── Given entries ──
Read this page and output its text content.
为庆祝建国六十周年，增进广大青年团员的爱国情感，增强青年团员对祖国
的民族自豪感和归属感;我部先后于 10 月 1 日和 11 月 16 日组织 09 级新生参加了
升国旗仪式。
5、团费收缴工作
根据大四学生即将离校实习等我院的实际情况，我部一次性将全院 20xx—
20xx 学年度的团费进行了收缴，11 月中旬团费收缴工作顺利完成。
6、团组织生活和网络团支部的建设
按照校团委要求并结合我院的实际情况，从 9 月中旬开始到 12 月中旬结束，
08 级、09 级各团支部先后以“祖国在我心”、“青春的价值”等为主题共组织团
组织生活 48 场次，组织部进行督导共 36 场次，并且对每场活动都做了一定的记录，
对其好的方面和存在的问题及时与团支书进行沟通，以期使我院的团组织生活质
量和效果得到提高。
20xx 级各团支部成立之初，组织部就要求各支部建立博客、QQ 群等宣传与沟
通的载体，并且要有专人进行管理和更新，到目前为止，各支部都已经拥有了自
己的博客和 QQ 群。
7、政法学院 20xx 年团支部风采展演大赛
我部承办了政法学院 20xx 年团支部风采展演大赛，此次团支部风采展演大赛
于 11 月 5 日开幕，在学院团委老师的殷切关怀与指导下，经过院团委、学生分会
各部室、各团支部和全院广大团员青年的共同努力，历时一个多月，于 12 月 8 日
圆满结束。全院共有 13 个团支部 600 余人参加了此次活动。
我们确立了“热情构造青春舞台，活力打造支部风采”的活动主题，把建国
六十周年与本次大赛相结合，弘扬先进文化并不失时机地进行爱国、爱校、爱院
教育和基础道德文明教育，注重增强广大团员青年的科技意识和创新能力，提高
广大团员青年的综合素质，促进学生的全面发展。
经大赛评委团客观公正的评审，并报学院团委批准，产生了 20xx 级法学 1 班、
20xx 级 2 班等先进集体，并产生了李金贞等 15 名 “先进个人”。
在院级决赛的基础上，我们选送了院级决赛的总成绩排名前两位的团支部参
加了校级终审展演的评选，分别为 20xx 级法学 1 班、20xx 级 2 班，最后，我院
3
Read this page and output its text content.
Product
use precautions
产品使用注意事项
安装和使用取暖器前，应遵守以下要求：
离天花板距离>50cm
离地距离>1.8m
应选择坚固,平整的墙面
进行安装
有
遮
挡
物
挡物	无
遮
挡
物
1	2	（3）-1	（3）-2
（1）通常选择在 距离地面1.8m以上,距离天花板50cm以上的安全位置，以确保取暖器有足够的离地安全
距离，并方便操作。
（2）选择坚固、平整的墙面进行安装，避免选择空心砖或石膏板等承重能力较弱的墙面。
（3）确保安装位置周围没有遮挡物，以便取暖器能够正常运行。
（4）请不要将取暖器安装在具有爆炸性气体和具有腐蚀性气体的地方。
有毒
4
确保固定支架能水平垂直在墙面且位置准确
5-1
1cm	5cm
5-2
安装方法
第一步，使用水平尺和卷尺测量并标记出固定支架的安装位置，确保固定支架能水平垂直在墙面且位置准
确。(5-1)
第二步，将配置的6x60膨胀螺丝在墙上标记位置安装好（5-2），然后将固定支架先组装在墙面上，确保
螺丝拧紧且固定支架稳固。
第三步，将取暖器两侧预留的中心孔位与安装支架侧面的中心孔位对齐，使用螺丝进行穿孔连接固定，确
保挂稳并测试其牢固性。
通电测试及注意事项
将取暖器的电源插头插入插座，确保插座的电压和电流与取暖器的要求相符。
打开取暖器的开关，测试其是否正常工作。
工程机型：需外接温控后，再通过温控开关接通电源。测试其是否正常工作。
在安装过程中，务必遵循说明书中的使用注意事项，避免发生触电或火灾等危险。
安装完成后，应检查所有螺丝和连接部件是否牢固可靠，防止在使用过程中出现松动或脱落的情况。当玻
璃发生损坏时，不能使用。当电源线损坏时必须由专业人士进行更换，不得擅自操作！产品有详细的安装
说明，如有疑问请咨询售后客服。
───
> _Work to complete_
Copy the material above verbatim.

> _Task answer_
Read this page and output its text content.
为庆祝建国六十周年，增进广大青年团员的爱国情感，增强青年团员对祖国
的民族自豪感和归属感;我部先后于 10 月 1 日和 11 月 16 日组织 09 级新生参加了
升国旗仪式。
5、团费收缴工作
根据大四学生即将离校实习等我院的实际情况，我部一次性将全院 20xx—
20xx 学年度的团费进行了收缴，11 月中旬团费收缴工作顺利完成。
6、团组织生活和网络团支部的建设
按照校团委要求并结合我院的实际情况，从 9 月中旬开始到 12 月中旬结束，
08 级、09 级各团支部先后以“祖国在我心”、“青春的价值”等为主题共组织团
组织生活 48 场次，组织部进行督导共 36 场次，并且对每场活动都做了一定的记录，
对其好的方面和存在的问题及时与团支书进行沟通，以期使我院的团组织生活质
量和效果得到提高。
20xx 级各团支部成立之初，组织部就要求各支部建立博客、QQ 群等宣传与沟
通的载体，并且要有专人进行管理和更新，到目前为止，各支部都已经拥有了自
己的博客和 QQ 群。
7、政法学院 20xx 年团支部风采展演大赛
我部承办了政法学院 20xx 年团支部风采展演大赛，此次团支部风采展演大赛
于 11 月 5 日开幕，在学院团委老师的殷切关怀与指导下，经过院团委、学生分会
各部室、各团支部和全院广大团员青年的共同努力，历时一个多月，于 12 月 8 日
圆满结束。全院共有 13 个团支部 600 余人参加了此次活动。
我们确立了“热情构造青春舞台，活力打造支部风采”的活动主题，把建国
六十周年与本次大赛相结合，弘扬先进文化并不失时机地进行爱国、爱校、爱院
教育和基础道德文明教育，注重增强广大团员青年的科技意识和创新能力，提高
广大团员青年的综合素质，促进学生的全面发展。
经大赛评委团客观公正的评审，并报学院团委批准，产生了 20xx 级法学 1 班、
20xx 级 2 班等先进集体，并产生了李金贞等 15 名 “先进个人”。
在院级决赛的基础上，我们选送了院级决赛的总成绩排名前两位的团支部参
加了校级终审展演的评选，分别为 20xx 级法学 1 班、20xx 级 2 班，最后，我院
3
Read this page and output its text content.
Product
use precautions
产品使用注意事项
安装和使用取暖器前，应遵守以下要求：
离天花板距离>50cm
离地距离>1.8m
应选择坚固,平整的墙面
进行安装
有
遮
挡
物
挡物	无
遮
挡
物
1	2	（3）-1	（3）-2
（1）通常选择在 距离地面1.8m以上,距离天花板50cm以上的安全位置，以确保取暖器有足够的离地安全
距离，并方便操作。
（2）选择坚固、平整的墙面进行安装，避免选择空心砖或石膏板等承重能力较弱的墙面。
（3）确保安装位置周围没有遮挡物，以便取暖器能够正常运行。
（4）请不要将取暖器安装在具有爆炸性气体和具有腐蚀性气体的地方。
有毒
4
确保固定支架能水平垂直在墙面且位置准确
5-1
1cm	5cm
5-2
安装方法
第一步，使用水平尺和卷尺测量并标记出固定支架的安装位置，确保固定支架能水平垂直在墙面且位置准
确。(5-1)
第二步，将配置的6x60膨胀螺丝在墙上标记位置安装好（5-2），然后将固定支架先组装在墙面上，确保
螺丝拧紧且固定支架稳固。
第三步，将取暖器两侧预留的中心孔位与安装支架侧面的中心孔位对齐，使用螺丝进行穿孔连接固定，确
保挂稳并测试其牢固性。
通电测试及注意事项
将取暖器的电源插头插入插座，确保插座的电压和电流与取暖器的要求相符。
打开取暖器的开关，测试其是否正常工作。
工程机型：需外接温控后，再通过温控开关接通电源。测试其是否正常工作。
在安装过程中，务必遵循说明书中的使用注意事项，避免发生触电或火灾等危险。
安装完成后，应检查所有螺丝和连接部件是否牢固可靠，防止在使用过程中出现松动或脱落的情况。当玻
璃发生损坏时，不能使用。当电源线损坏时必须由专业人士进行更换，不得擅自操作！产品有详细的安装
说明，如有疑问请咨询售后客服。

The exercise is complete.